▸ WHAT YOU WILL DO
State only how many lines contain the string "сына".
BEGIN RECORDS FOR PROCESSING
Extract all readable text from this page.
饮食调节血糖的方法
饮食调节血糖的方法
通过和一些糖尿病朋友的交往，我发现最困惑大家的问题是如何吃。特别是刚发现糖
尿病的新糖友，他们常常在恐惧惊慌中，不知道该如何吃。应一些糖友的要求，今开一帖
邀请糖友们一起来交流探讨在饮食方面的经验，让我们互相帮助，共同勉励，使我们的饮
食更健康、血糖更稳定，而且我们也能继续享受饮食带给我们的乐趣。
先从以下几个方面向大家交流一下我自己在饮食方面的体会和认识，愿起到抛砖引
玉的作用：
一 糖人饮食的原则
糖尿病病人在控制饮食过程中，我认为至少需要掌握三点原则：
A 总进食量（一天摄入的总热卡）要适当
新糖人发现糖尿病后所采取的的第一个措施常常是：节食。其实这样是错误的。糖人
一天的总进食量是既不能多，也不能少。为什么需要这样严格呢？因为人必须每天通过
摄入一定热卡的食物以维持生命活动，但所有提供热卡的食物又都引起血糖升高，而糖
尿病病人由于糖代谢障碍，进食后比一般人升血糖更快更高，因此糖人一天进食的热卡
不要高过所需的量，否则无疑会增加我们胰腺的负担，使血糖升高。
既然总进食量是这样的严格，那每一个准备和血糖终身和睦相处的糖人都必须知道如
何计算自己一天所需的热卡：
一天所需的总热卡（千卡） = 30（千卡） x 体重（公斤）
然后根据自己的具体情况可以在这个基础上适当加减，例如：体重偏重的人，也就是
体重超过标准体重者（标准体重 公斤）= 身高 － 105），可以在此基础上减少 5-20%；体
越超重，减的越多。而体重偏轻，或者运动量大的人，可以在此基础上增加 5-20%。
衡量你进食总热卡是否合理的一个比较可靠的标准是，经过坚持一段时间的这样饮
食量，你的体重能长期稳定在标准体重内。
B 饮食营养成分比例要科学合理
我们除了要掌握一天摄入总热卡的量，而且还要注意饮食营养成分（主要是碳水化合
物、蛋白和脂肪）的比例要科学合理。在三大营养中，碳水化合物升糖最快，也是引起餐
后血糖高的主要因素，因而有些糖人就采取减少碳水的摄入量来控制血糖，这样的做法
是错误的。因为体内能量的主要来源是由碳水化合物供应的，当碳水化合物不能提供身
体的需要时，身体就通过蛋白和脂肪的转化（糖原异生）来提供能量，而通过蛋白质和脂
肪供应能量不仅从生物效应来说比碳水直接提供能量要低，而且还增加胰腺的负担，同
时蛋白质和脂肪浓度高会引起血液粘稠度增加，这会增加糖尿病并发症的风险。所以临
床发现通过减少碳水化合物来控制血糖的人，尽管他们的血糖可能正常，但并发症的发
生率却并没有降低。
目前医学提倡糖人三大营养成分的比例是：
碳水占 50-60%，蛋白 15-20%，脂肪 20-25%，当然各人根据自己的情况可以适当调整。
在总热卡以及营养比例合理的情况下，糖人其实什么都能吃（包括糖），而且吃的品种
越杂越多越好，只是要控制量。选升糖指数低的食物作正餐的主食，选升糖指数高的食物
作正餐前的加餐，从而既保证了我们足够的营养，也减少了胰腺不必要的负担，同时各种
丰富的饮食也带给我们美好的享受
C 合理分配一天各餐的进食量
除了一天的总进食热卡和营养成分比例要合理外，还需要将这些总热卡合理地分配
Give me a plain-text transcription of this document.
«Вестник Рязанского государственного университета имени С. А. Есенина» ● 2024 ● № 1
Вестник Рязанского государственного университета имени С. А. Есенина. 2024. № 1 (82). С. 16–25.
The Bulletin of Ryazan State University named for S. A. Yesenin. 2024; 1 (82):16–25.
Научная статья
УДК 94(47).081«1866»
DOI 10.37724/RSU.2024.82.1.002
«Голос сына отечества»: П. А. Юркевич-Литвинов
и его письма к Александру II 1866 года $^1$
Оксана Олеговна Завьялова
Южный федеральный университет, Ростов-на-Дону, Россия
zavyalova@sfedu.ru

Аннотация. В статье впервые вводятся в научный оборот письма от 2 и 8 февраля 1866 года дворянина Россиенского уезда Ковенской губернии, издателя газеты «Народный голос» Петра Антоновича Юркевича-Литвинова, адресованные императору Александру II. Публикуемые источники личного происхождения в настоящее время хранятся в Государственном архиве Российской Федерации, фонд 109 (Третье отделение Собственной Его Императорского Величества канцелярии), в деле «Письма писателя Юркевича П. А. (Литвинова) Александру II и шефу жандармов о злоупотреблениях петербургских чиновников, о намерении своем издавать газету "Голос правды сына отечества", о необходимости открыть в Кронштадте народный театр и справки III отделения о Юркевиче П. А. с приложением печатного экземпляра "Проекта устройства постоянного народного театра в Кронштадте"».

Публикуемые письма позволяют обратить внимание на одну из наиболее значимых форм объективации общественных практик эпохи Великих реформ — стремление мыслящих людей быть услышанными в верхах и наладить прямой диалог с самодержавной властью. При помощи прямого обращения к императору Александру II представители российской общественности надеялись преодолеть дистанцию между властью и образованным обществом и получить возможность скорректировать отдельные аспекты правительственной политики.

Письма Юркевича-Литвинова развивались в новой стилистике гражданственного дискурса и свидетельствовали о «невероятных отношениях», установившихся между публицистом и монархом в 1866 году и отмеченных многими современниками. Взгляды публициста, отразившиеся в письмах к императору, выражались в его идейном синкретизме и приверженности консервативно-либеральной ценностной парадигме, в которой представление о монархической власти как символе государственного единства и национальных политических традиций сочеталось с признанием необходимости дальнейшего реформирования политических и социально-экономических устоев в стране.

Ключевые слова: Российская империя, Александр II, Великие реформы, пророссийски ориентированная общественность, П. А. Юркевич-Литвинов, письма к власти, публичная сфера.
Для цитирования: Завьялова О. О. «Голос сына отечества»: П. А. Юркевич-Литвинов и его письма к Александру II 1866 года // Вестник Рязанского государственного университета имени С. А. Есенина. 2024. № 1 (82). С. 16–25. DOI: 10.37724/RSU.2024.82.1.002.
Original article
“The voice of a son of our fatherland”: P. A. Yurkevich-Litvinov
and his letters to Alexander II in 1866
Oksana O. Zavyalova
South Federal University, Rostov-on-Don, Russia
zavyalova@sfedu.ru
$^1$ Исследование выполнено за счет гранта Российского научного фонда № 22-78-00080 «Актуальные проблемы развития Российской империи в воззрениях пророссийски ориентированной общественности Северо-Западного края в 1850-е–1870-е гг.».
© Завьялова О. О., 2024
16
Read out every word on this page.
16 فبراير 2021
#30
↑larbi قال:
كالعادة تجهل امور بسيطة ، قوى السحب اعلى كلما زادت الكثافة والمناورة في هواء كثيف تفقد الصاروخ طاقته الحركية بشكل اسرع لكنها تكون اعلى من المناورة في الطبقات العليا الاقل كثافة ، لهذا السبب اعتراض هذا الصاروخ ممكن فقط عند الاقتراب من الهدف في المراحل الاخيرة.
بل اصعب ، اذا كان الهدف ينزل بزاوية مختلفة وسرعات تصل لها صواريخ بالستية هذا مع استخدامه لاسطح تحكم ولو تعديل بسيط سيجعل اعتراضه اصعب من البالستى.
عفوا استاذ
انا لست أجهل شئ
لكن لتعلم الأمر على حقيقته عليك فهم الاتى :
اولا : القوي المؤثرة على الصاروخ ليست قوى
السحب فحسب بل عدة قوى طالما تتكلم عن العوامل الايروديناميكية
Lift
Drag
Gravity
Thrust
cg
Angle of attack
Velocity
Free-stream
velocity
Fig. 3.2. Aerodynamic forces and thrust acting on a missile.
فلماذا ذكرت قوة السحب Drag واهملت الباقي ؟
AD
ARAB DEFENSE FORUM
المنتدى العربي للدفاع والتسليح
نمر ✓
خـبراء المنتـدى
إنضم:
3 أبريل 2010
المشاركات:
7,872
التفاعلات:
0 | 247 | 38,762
END RECORDS FOR PROCESSING
▸ TASK RESULT
3